Provided records:

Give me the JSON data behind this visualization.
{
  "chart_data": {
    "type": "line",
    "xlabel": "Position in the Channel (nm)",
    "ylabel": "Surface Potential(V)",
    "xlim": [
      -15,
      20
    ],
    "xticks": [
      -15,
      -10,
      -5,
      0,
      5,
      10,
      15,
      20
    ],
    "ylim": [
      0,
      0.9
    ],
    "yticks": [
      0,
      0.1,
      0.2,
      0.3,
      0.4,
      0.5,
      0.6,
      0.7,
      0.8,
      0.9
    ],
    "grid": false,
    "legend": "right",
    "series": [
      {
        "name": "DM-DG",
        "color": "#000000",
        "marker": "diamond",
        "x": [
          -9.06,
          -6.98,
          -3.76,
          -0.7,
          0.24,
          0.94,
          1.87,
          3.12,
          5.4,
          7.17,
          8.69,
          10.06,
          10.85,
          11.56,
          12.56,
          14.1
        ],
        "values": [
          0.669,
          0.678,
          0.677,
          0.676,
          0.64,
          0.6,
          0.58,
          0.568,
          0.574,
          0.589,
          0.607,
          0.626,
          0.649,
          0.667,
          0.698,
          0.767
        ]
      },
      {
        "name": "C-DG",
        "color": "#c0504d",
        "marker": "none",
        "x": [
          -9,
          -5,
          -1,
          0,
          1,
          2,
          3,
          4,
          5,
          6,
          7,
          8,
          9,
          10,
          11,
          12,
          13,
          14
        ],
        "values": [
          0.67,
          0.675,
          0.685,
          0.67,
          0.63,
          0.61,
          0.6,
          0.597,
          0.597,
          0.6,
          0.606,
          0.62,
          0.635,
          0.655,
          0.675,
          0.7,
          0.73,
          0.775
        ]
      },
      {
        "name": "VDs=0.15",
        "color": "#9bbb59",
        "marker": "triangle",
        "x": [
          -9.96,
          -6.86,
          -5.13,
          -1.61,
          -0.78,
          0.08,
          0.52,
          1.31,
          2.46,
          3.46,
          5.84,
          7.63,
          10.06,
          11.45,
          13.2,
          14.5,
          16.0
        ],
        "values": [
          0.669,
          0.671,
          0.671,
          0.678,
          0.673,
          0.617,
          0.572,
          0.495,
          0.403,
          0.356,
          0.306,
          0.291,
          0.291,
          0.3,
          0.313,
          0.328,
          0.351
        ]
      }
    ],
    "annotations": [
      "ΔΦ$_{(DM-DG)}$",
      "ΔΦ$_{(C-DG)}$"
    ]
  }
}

==

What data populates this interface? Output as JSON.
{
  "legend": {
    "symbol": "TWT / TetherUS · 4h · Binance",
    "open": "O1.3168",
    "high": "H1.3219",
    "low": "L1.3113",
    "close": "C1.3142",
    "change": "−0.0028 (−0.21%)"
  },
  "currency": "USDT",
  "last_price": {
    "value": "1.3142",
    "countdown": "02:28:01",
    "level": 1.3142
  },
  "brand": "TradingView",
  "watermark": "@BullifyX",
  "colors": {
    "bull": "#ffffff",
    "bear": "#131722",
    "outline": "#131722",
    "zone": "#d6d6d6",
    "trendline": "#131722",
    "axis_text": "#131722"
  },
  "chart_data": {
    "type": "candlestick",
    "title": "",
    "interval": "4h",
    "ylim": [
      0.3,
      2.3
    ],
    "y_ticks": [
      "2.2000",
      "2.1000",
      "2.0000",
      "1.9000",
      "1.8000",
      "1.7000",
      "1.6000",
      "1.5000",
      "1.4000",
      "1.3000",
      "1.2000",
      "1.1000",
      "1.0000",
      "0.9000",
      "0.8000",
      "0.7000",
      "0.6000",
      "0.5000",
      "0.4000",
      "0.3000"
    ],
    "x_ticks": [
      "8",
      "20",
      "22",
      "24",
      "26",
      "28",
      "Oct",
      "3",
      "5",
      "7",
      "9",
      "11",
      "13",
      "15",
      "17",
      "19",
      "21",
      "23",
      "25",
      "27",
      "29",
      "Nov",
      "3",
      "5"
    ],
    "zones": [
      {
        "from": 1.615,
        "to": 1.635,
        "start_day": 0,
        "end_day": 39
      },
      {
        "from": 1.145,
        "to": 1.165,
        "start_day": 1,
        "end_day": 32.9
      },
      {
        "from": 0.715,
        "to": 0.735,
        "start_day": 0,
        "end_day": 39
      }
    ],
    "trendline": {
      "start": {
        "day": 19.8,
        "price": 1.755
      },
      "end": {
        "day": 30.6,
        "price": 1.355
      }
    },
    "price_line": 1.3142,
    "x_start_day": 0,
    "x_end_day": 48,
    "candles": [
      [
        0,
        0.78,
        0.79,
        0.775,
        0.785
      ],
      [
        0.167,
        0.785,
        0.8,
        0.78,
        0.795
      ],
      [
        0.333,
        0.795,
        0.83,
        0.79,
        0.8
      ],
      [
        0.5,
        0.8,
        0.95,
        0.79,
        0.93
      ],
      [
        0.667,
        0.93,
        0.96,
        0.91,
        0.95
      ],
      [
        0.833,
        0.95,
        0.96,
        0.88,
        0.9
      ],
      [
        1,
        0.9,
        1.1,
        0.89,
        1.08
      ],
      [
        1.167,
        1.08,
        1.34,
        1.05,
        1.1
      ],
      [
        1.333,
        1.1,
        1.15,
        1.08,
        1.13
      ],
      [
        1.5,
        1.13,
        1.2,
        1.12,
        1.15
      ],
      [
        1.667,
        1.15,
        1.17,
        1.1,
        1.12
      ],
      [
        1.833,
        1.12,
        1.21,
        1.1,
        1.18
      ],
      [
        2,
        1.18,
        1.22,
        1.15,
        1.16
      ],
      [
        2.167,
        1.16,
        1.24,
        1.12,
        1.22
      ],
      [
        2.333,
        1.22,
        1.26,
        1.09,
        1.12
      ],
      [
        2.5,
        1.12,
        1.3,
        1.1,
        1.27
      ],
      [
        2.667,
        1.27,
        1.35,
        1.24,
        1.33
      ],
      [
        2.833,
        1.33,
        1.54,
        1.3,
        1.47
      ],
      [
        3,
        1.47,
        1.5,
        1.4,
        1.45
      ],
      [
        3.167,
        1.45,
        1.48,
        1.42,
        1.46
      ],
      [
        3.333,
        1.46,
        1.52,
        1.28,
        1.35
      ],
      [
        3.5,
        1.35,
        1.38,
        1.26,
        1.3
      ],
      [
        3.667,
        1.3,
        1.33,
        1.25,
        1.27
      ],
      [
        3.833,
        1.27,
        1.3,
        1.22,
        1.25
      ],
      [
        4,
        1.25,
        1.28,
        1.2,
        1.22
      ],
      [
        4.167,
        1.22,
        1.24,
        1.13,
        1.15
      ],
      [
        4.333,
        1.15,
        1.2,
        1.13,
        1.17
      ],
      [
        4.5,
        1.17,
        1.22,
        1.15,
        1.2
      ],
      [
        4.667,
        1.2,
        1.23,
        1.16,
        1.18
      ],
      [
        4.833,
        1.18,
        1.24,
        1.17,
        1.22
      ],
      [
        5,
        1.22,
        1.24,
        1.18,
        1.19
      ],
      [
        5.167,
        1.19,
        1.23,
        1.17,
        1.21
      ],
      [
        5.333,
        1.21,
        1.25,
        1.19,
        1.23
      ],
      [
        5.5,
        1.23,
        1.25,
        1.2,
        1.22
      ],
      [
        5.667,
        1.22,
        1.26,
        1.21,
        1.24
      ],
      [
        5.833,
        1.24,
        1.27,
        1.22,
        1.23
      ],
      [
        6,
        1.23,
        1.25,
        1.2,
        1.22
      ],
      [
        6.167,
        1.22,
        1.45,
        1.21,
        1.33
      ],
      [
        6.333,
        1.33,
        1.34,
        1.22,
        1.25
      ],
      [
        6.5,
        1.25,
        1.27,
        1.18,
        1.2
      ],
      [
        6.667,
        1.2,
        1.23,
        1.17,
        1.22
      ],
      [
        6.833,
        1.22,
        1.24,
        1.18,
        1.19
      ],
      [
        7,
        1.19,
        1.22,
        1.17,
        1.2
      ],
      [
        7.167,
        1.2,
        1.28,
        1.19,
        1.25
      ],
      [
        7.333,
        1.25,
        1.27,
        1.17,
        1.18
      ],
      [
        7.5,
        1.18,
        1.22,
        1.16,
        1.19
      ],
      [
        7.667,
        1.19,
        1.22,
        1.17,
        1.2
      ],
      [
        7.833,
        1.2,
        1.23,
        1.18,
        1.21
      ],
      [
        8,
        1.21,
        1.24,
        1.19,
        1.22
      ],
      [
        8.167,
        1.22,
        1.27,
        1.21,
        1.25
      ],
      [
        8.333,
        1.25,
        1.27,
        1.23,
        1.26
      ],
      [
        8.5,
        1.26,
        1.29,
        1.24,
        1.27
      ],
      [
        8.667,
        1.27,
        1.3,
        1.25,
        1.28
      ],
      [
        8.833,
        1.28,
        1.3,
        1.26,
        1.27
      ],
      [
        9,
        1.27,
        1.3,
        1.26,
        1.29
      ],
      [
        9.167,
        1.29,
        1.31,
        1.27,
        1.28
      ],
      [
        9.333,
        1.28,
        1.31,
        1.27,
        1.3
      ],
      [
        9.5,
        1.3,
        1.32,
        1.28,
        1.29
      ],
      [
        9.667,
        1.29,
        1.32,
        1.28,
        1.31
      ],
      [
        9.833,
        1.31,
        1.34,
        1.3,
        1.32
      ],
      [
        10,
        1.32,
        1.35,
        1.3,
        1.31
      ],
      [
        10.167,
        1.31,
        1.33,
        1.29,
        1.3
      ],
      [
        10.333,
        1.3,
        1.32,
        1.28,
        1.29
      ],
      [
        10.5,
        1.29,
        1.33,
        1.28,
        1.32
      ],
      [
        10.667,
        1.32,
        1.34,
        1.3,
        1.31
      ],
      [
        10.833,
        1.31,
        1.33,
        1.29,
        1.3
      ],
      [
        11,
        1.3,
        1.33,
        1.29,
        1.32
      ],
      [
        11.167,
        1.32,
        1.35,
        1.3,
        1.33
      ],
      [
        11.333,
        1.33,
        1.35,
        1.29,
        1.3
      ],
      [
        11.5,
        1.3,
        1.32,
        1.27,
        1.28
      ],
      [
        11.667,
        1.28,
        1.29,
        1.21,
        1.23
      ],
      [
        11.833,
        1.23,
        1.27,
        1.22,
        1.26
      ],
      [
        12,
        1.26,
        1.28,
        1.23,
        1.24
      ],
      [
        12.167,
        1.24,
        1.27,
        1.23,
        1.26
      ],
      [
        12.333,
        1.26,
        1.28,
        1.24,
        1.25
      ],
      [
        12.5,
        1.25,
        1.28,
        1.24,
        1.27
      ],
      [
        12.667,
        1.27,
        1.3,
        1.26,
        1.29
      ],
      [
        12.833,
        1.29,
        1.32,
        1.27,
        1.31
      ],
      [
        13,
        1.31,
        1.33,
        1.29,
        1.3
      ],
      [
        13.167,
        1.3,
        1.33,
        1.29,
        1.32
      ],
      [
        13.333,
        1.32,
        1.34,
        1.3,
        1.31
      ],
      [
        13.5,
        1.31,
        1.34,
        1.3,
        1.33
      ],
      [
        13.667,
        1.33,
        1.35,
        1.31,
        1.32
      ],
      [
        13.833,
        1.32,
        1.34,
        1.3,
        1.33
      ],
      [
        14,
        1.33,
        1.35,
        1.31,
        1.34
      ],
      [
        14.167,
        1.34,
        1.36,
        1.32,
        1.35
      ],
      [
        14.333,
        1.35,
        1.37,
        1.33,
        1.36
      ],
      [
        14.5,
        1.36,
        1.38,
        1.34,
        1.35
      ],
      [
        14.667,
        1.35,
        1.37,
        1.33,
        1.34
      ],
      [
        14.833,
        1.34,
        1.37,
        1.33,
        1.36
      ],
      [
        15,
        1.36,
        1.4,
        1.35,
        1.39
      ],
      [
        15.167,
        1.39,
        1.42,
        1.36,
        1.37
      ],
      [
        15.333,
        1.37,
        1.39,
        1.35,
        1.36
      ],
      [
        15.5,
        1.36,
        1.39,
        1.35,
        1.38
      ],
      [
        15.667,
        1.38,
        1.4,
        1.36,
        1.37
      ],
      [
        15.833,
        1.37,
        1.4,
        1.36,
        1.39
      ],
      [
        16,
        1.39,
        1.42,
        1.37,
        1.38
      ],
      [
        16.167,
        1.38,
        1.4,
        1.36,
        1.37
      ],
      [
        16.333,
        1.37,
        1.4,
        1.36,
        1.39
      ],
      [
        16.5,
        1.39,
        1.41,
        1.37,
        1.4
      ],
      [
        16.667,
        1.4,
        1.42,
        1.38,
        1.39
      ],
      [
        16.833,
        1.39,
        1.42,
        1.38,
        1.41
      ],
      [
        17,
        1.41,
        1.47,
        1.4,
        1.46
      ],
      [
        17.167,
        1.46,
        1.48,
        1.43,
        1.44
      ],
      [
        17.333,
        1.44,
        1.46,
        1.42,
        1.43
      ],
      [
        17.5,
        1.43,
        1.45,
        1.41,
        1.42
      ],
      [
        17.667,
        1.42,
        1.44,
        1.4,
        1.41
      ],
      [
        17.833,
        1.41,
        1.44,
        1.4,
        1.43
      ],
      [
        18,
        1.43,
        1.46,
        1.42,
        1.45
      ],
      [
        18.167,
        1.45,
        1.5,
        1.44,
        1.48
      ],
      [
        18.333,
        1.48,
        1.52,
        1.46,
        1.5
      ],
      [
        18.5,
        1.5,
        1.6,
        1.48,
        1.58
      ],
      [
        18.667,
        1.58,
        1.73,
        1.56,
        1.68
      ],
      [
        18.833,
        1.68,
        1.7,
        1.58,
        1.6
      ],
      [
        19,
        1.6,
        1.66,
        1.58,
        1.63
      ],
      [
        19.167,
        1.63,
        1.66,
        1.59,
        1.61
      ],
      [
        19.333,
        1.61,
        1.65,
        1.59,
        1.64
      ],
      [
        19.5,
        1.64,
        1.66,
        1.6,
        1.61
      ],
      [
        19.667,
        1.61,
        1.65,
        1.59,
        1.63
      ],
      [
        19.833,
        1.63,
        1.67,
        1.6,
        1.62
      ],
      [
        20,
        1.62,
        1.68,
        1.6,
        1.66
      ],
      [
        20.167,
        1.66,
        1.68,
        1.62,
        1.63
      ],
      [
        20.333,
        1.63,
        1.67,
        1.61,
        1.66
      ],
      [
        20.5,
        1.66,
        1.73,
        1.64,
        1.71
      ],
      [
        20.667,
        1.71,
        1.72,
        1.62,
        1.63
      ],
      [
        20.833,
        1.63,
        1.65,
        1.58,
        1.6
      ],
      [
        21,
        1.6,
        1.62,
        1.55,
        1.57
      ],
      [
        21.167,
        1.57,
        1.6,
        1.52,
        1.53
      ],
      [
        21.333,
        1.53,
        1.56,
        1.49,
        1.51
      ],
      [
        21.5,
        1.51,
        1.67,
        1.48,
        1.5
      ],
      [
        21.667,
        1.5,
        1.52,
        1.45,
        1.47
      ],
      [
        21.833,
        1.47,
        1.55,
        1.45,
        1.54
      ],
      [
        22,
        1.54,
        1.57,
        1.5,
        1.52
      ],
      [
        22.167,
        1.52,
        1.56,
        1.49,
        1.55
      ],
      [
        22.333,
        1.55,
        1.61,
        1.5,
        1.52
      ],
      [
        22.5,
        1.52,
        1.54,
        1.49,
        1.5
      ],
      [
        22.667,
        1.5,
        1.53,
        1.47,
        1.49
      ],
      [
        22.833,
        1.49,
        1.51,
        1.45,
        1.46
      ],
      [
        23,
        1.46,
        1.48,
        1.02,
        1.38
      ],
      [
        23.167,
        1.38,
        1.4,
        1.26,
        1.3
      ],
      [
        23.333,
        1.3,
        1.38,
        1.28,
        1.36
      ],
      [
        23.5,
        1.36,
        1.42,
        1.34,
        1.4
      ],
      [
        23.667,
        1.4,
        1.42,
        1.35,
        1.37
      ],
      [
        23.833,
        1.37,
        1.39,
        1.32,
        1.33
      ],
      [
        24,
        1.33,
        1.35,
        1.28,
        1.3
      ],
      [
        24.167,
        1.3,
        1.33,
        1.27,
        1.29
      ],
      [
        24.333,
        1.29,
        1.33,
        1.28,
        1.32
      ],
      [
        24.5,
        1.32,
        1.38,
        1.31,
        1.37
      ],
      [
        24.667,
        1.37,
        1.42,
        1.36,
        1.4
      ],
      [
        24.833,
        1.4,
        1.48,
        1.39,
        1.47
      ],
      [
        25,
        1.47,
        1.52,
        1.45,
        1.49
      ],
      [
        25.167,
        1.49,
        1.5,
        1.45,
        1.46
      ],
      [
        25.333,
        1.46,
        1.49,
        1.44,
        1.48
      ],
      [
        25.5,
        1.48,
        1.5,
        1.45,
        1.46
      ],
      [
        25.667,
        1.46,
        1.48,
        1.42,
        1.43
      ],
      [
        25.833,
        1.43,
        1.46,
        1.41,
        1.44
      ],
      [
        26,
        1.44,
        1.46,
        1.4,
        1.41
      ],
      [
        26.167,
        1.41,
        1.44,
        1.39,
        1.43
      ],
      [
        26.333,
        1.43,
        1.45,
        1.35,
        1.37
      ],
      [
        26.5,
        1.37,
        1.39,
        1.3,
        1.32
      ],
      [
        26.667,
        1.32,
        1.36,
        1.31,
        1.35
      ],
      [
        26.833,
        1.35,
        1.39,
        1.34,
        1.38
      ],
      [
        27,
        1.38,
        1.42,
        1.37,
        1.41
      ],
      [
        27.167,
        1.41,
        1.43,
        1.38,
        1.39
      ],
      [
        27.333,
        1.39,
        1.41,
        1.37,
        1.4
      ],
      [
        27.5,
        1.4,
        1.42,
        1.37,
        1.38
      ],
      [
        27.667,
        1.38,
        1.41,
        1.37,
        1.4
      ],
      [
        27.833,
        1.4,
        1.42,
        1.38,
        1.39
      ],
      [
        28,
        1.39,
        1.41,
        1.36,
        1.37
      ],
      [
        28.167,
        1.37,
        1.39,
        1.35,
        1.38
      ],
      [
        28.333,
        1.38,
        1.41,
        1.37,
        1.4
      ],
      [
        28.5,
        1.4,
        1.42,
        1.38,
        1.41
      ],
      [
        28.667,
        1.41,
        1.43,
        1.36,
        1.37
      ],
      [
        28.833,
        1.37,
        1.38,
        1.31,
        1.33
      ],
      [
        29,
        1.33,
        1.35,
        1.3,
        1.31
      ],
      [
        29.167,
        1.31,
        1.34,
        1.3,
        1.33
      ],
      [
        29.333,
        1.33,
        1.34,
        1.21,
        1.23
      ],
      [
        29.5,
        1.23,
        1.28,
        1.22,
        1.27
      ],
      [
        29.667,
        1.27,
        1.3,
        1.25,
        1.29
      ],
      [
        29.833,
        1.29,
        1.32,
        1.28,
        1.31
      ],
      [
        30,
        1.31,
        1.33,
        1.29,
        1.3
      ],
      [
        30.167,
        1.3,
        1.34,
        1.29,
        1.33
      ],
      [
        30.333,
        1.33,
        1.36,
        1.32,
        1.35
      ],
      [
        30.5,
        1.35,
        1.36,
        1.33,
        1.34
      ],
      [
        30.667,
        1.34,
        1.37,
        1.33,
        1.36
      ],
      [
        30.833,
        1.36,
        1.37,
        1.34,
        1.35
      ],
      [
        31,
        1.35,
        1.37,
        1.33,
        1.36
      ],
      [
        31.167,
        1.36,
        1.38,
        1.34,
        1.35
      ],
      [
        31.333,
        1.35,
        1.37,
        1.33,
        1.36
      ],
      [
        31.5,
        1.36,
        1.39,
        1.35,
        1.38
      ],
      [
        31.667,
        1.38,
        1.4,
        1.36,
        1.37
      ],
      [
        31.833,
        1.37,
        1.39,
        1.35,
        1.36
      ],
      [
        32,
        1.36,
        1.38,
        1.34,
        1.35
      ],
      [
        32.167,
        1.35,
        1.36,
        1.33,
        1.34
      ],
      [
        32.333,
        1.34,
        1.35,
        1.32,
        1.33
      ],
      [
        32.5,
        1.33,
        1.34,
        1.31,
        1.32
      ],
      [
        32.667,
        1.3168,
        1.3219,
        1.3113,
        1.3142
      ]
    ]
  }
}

Description of the task:
List the lines that contain the word "marker".

Solution below:
        "marker": "diamond",
        "marker": "none",
        "marker": "triangle",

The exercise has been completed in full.